> [EXERCISE DETAILS] Make an exact copy of the records, with the pictures left out.

Data records:
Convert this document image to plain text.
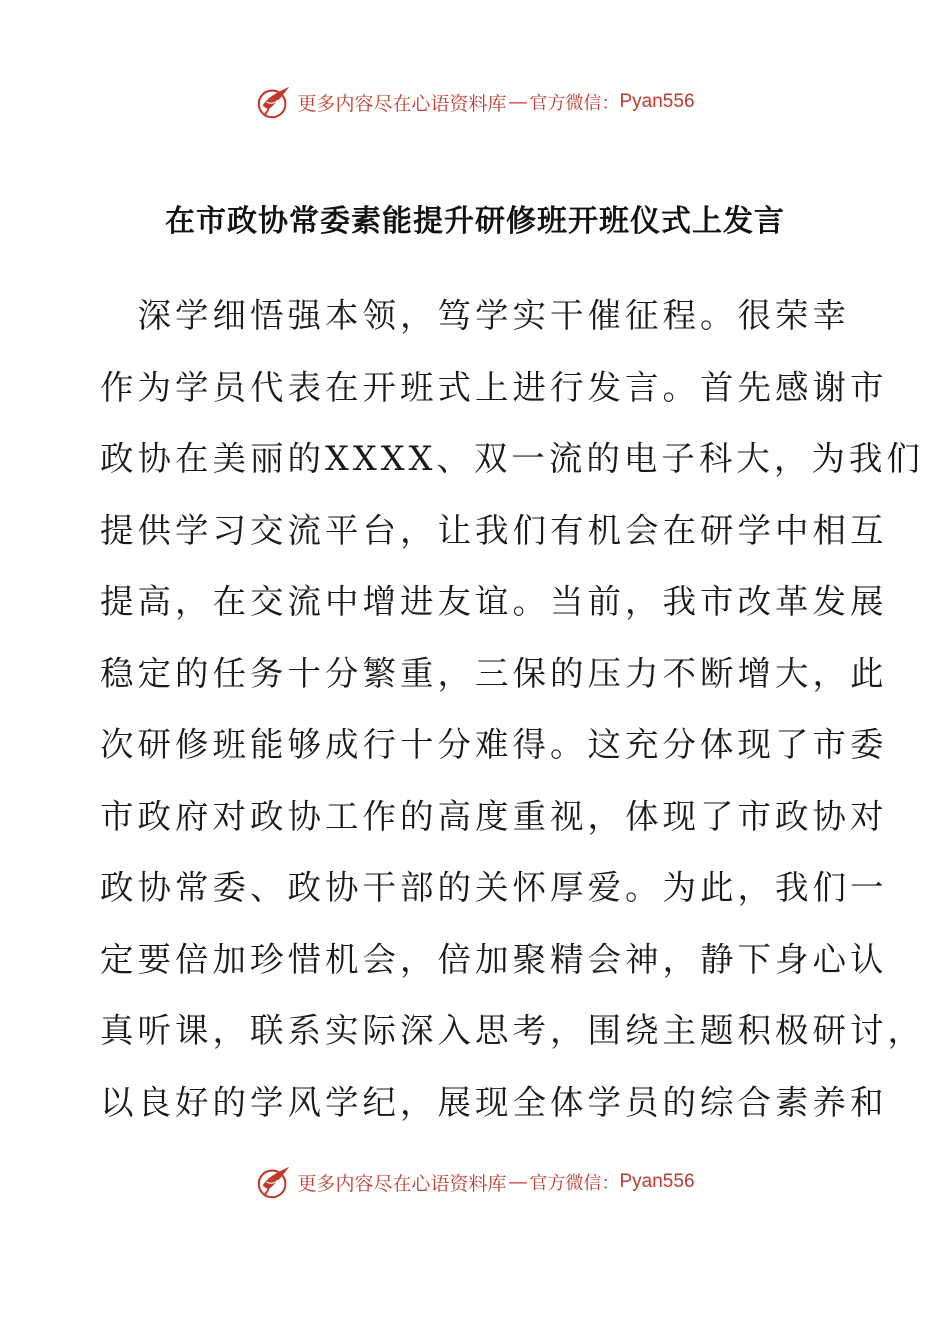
更多内容尽在心语资料库 — 官方微信： Pyan556
在市政协常委素能提升研修班开班仪式上发言
　深学细悟强本领，笃学实干催征程。很荣幸
作为学员代表在开班式上进行发言。首先感谢市
政协在美丽的XXXX、双一流的电子科大，为我们
提供学习交流平台，让我们有机会在研学中相互
提高，在交流中增进友谊。当前，我市改革发展
稳定的任务十分繁重，三保的压力不断增大，此
次研修班能够成行十分难得。这充分体现了市委
市政府对政协工作的高度重视，体现了市政协对
政协常委、政协干部的关怀厚爱。为此，我们一
定要倍加珍惜机会，倍加聚精会神，静下身心认
真听课，联系实际深入思考，围绕主题积极研讨，
以良好的学风学纪，展现全体学员的综合素养和
更多内容尽在心语资料库 — 官方微信： Pyan556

> [RESULT OF THIS TASK]
Convert this document image to plain text.
更多内容尽在心语资料库 — 官方微信： Pyan556
在市政协常委素能提升研修班开班仪式上发言
　深学细悟强本领，笃学实干催征程。很荣幸
作为学员代表在开班式上进行发言。首先感谢市
政协在美丽的XXXX、双一流的电子科大，为我们
提供学习交流平台，让我们有机会在研学中相互
提高，在交流中增进友谊。当前，我市改革发展
稳定的任务十分繁重，三保的压力不断增大，此
次研修班能够成行十分难得。这充分体现了市委
市政府对政协工作的高度重视，体现了市政协对
政协常委、政协干部的关怀厚爱。为此，我们一
定要倍加珍惜机会，倍加聚精会神，静下身心认
真听课，联系实际深入思考，围绕主题积极研讨，
以良好的学风学纪，展现全体学员的综合素养和
更多内容尽在心语资料库 — 官方微信： Pyan556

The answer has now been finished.